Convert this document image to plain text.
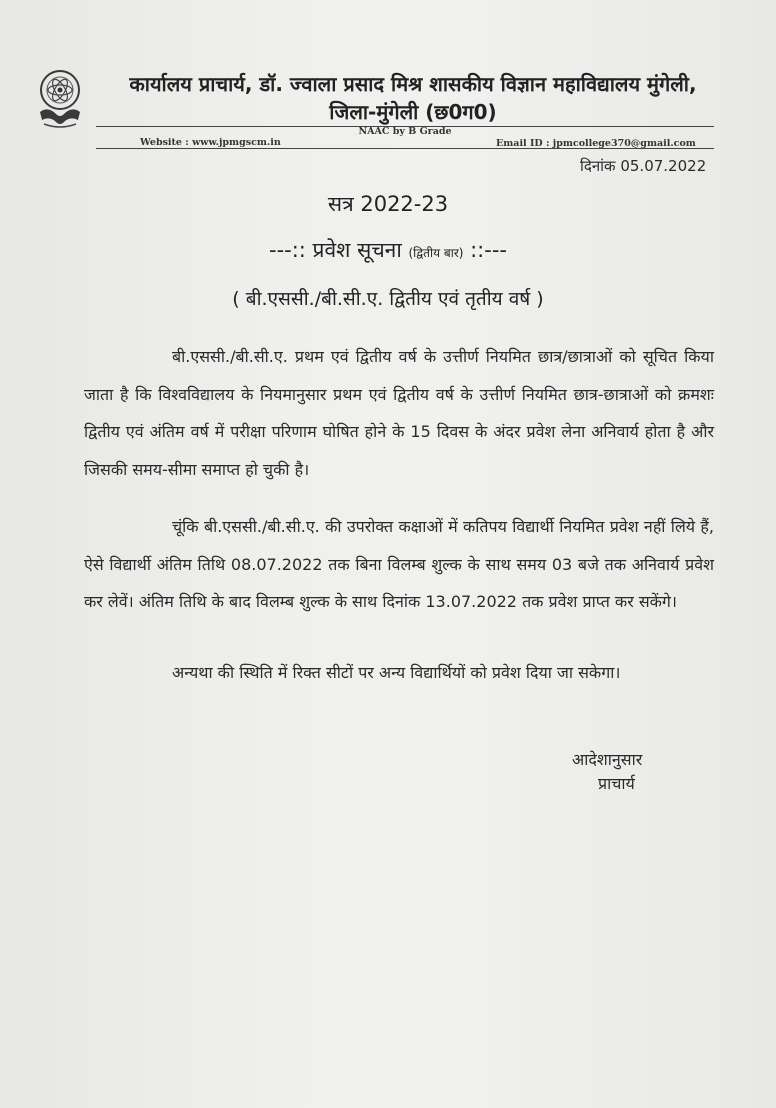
कार्यालय प्राचार्य, डॉ. ज्वाला प्रसाद मिश्र शासकीय विज्ञान महाविद्यालय मुंगेली,
जिला-मुंगेली (छ0ग0)
NAAC by B Grade
Website : www.jpmgscm.in	Email ID : jpmcollege370@gmail.com
दिनांक 05.07.2022
सत्र 2022-23
---:: प्रवेश सूचना (द्वितीय बार) ::---
( बी.एससी./बी.सी.ए. द्वितीय एवं तृतीय वर्ष )
बी.एससी./बी.सी.ए. प्रथम एवं द्वितीय वर्ष के उत्तीर्ण नियमित छात्र/छात्राओं को सूचित किया जाता है कि विश्वविद्यालय के नियमानुसार प्रथम एवं द्वितीय वर्ष के उत्तीर्ण नियमित छात्र-छात्राओं को क्रमशः द्वितीय एवं अंतिम वर्ष में परीक्षा परिणाम घोषित होने के 15 दिवस के अंदर प्रवेश लेना अनिवार्य होता है और जिसकी समय-सीमा समाप्त हो चुकी है।
चूंकि बी.एससी./बी.सी.ए. की उपरोक्त कक्षाओं में कतिपय विद्यार्थी नियमित प्रवेश नहीं लिये हैं, ऐसे विद्यार्थी अंतिम तिथि 08.07.2022 तक बिना विलम्ब शुल्क के साथ समय 03 बजे तक अनिवार्य प्रवेश कर लेवें। अंतिम तिथि के बाद विलम्ब शुल्क के साथ दिनांक 13.07.2022 तक प्रवेश प्राप्त कर सकेंगे।
अन्यथा की स्थिति में रिक्त सीटों पर अन्य विद्यार्थियों को प्रवेश दिया जा सकेगा।
आदेशानुसार
प्राचार्य
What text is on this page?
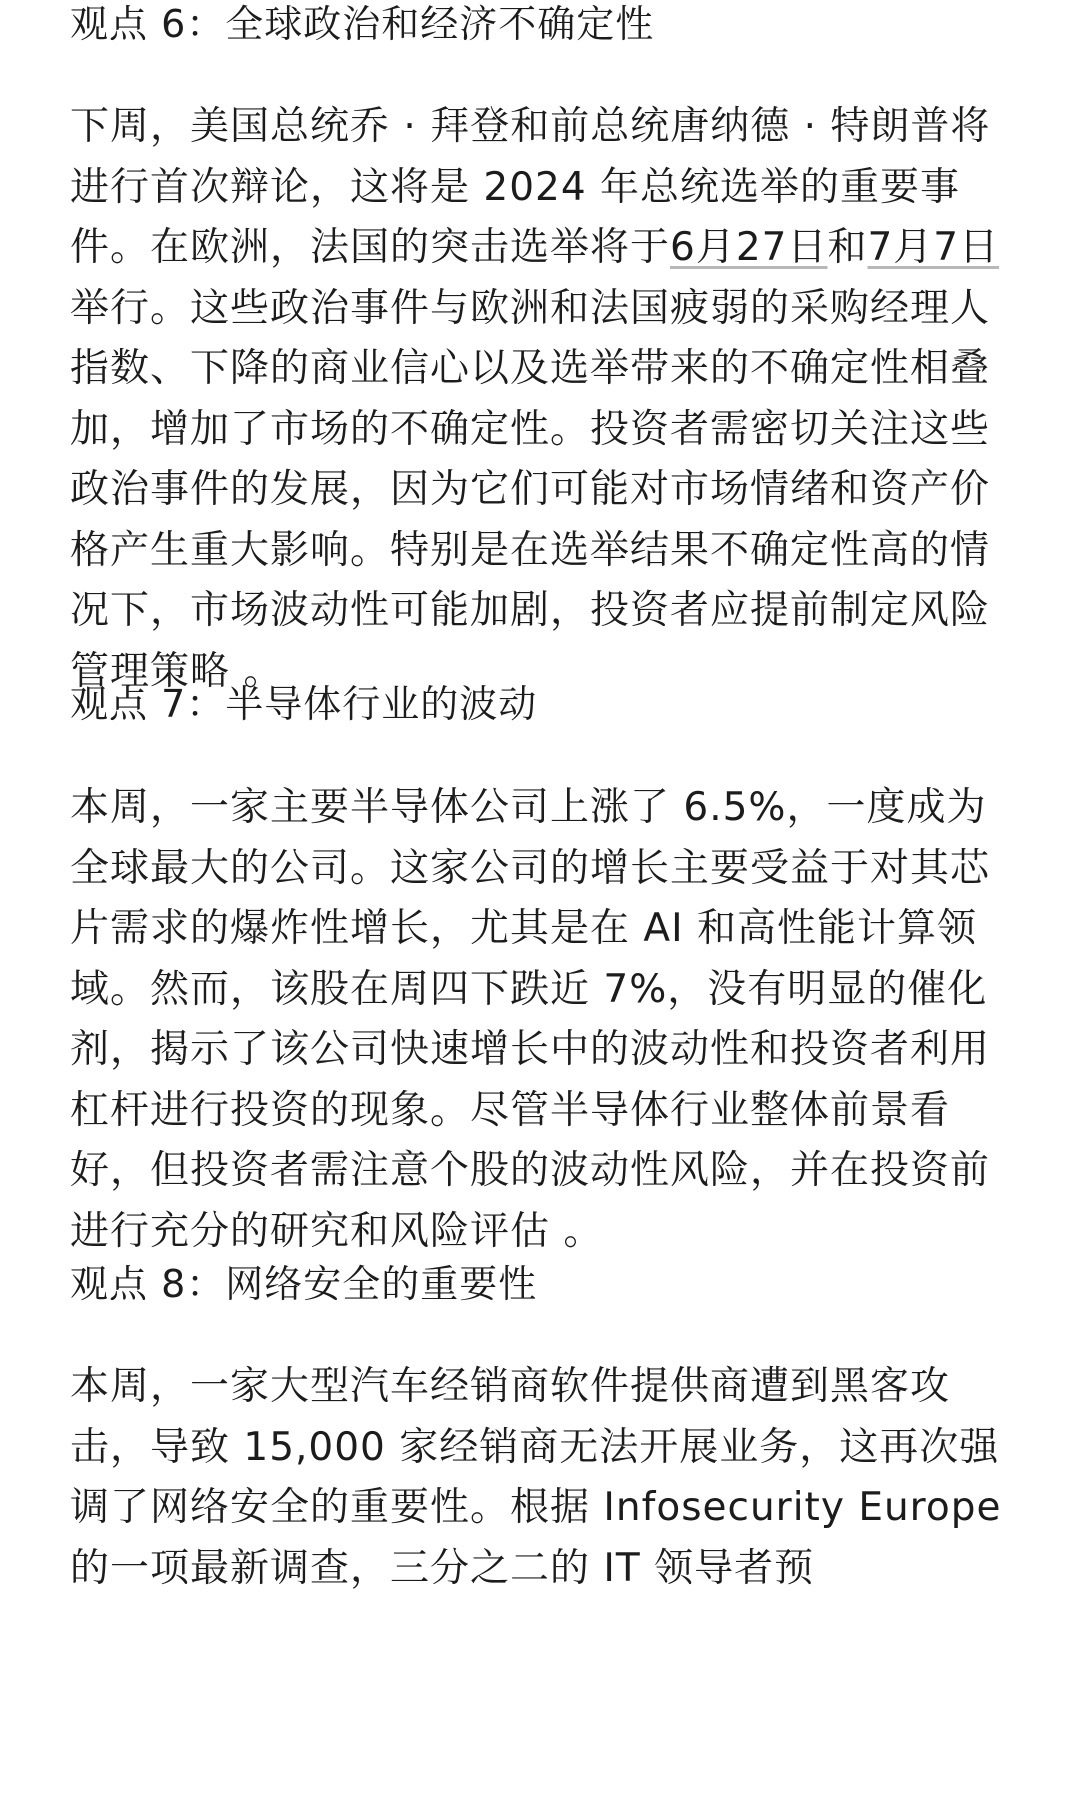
观点 6：全球政治和经济不确定性

下周，美国总统乔 · 拜登和前总统唐纳德 · 特朗普将进行首次辩论，这将是 2024 年总统选举的重要事件。在欧洲，法国的突击选举将于6月27日和7月7日举行。这些政治事件与欧洲和法国疲弱的采购经理人指数、下降的商业信心以及选举带来的不确定性相叠加，增加了市场的不确定性。投资者需密切关注这些政治事件的发展，因为它们可能对市场情绪和资产价格产生重大影响。特别是在选举结果不确定性高的情况下，市场波动性可能加剧，投资者应提前制定风险管理策略 。

观点 7：半导体行业的波动

本周，一家主要半导体公司上涨了 6.5%，一度成为全球最大的公司。这家公司的增长主要受益于对其芯片需求的爆炸性增长，尤其是在 AI 和高性能计算领域。然而，该股在周四下跌近 7%，没有明显的催化剂，揭示了该公司快速增长中的波动性和投资者利用杠杆进行投资的现象。尽管半导体行业整体前景看好，但投资者需注意个股的波动性风险，并在投资前进行充分的研究和风险评估 。

观点 8：网络安全的重要性

本周，一家大型汽车经销商软件提供商遭到黑客攻击，导致 15,000 家经销商无法开展业务，这再次强调了网络安全的重要性。根据 Infosecurity Europe 的一项最新调查，三分之二的 IT 领导者预
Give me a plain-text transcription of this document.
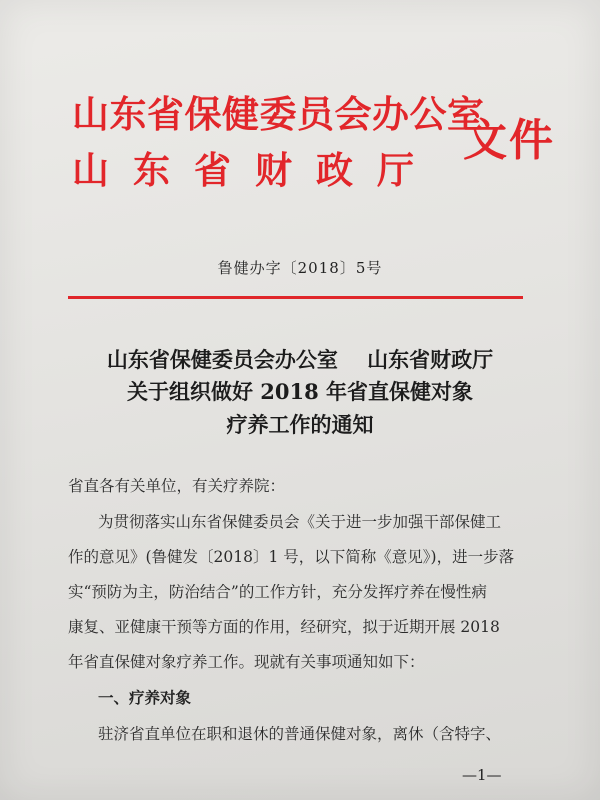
山东省保健委员会办公室
山东省财政厅
文件
鲁健办字〔2018〕5号
山东省保健委员会办公室    山东省财政厅
关于组织做好 2018 年省直保健对象
疗养工作的通知
省直各有关单位，有关疗养院：
为贯彻落实山东省保健委员会《关于进一步加强干部保健工
作的意见》(鲁健发〔2018〕1 号，以下简称《意见》)，进一步落
实“预防为主，防治结合”的工作方针，充分发挥疗养在慢性病
康复、亚健康干预等方面的作用，经研究，拟于近期开展 2018
年省直保健对象疗养工作。现就有关事项通知如下：
一、疗养对象
驻济省直单位在职和退休的普通保健对象，离休（含特字、
—1—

----

> Objective: Gather up the lines that contain the word "text".

> Solved exercise:
Convert this document image to plain text.
What text is on this page?
Give me a plain-text transcription of this document.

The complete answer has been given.